> What the task asks
Retype all of the records shown beneath this task, exactly as they stand.

------------------------------------------------------------------------

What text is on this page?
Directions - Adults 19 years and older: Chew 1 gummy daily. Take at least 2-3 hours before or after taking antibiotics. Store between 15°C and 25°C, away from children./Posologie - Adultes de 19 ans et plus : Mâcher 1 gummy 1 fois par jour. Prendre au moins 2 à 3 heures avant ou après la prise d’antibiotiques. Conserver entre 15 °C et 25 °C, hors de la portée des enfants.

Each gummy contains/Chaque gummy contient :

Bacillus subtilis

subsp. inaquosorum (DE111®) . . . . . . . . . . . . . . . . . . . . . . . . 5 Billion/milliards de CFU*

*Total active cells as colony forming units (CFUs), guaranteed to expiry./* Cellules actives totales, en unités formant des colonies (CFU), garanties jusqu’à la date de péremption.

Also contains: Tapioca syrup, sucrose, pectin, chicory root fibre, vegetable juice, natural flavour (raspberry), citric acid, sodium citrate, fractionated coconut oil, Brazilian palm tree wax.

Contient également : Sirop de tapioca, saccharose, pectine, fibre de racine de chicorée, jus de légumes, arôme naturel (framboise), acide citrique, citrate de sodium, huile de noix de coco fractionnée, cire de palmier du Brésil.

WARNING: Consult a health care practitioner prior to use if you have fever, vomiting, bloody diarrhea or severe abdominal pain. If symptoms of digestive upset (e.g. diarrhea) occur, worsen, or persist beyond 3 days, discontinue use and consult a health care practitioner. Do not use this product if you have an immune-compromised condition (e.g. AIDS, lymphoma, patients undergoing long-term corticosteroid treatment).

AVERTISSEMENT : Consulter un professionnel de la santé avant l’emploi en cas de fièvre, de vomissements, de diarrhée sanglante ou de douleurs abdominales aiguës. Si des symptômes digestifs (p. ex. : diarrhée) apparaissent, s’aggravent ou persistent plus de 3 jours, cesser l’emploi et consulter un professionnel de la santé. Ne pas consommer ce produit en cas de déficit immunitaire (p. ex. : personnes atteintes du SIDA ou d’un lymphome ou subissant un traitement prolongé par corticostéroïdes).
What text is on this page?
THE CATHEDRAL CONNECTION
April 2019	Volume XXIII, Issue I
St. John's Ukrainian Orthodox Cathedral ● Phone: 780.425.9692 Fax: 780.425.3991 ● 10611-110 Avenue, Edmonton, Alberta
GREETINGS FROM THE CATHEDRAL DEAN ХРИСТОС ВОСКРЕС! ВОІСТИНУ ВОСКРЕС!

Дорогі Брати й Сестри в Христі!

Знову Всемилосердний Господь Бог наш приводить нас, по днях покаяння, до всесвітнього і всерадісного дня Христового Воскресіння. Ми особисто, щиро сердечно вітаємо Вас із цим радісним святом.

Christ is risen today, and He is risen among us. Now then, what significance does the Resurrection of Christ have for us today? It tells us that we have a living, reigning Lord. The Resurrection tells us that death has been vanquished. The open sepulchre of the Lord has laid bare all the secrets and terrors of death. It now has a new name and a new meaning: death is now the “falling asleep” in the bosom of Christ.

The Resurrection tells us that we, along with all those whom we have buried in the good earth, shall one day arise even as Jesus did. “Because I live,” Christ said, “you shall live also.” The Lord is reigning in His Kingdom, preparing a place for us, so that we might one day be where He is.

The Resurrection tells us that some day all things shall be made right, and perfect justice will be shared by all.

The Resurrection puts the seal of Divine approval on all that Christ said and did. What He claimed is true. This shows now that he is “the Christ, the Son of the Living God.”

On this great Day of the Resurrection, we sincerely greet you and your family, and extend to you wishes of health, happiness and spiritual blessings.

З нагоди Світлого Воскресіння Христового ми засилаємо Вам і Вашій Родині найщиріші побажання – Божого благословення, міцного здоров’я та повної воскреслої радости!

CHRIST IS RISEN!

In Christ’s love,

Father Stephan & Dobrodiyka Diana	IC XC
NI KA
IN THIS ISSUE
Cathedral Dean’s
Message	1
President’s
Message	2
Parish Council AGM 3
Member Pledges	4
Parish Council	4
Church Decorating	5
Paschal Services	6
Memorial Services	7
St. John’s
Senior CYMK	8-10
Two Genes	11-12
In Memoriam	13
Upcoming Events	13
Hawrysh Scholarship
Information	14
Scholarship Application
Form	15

------------------------------------------------------------------------

> Task answer
What text is on this page?
Directions - Adults 19 years and older: Chew 1 gummy daily. Take at least 2-3 hours before or after taking antibiotics. Store between 15°C and 25°C, away from children./Posologie - Adultes de 19 ans et plus : Mâcher 1 gummy 1 fois par jour. Prendre au moins 2 à 3 heures avant ou après la prise d’antibiotiques. Conserver entre 15 °C et 25 °C, hors de la portée des enfants.

Each gummy contains/Chaque gummy contient :

Bacillus subtilis

subsp. inaquosorum (DE111®) . . . . . . . . . . . . . . . . . . . . . . . . 5 Billion/milliards de CFU*

*Total active cells as colony forming units (CFUs), guaranteed to expiry./* Cellules actives totales, en unités formant des colonies (CFU), garanties jusqu’à la date de péremption.

Also contains: Tapioca syrup, sucrose, pectin, chicory root fibre, vegetable juice, natural flavour (raspberry), citric acid, sodium citrate, fractionated coconut oil, Brazilian palm tree wax.

Contient également : Sirop de tapioca, saccharose, pectine, fibre de racine de chicorée, jus de légumes, arôme naturel (framboise), acide citrique, citrate de sodium, huile de noix de coco fractionnée, cire de palmier du Brésil.

WARNING: Consult a health care practitioner prior to use if you have fever, vomiting, bloody diarrhea or severe abdominal pain. If symptoms of digestive upset (e.g. diarrhea) occur, worsen, or persist beyond 3 days, discontinue use and consult a health care practitioner. Do not use this product if you have an immune-compromised condition (e.g. AIDS, lymphoma, patients undergoing long-term corticosteroid treatment).

AVERTISSEMENT : Consulter un professionnel de la santé avant l’emploi en cas de fièvre, de vomissements, de diarrhée sanglante ou de douleurs abdominales aiguës. Si des symptômes digestifs (p. ex. : diarrhée) apparaissent, s’aggravent ou persistent plus de 3 jours, cesser l’emploi et consulter un professionnel de la santé. Ne pas consommer ce produit en cas de déficit immunitaire (p. ex. : personnes atteintes du SIDA ou d’un lymphome ou subissant un traitement prolongé par corticostéroïdes).
What text is on this page?
THE CATHEDRAL CONNECTION
April 2019	Volume XXIII, Issue I
St. John's Ukrainian Orthodox Cathedral ● Phone: 780.425.9692 Fax: 780.425.3991 ● 10611-110 Avenue, Edmonton, Alberta
GREETINGS FROM THE CATHEDRAL DEAN ХРИСТОС ВОСКРЕС! ВОІСТИНУ ВОСКРЕС!

Дорогі Брати й Сестри в Христі!

Знову Всемилосердний Господь Бог наш приводить нас, по днях покаяння, до всесвітнього і всерадісного дня Христового Воскресіння. Ми особисто, щиро сердечно вітаємо Вас із цим радісним святом.

Christ is risen today, and He is risen among us. Now then, what significance does the Resurrection of Christ have for us today? It tells us that we have a living, reigning Lord. The Resurrection tells us that death has been vanquished. The open sepulchre of the Lord has laid bare all the secrets and terrors of death. It now has a new name and a new meaning: death is now the “falling asleep” in the bosom of Christ.

The Resurrection tells us that we, along with all those whom we have buried in the good earth, shall one day arise even as Jesus did. “Because I live,” Christ said, “you shall live also.” The Lord is reigning in His Kingdom, preparing a place for us, so that we might one day be where He is.

The Resurrection tells us that some day all things shall be made right, and perfect justice will be shared by all.

The Resurrection puts the seal of Divine approval on all that Christ said and did. What He claimed is true. This shows now that he is “the Christ, the Son of the Living God.”

On this great Day of the Resurrection, we sincerely greet you and your family, and extend to you wishes of health, happiness and spiritual blessings.

З нагоди Світлого Воскресіння Христового ми засилаємо Вам і Вашій Родині найщиріші побажання – Божого благословення, міцного здоров’я та повної воскреслої радости!

CHRIST IS RISEN!

In Christ’s love,

Father Stephan & Dobrodiyka Diana	IC XC
NI KA
IN THIS ISSUE
Cathedral Dean’s
Message	1
President’s
Message	2
Parish Council AGM 3
Member Pledges	4
Parish Council	4
Church Decorating	5
Paschal Services	6
Memorial Services	7
St. John’s
Senior CYMK	8-10
Two Genes	11-12
In Memoriam	13
Upcoming Events	13
Hawrysh Scholarship
Information	14
Scholarship Application
Form	15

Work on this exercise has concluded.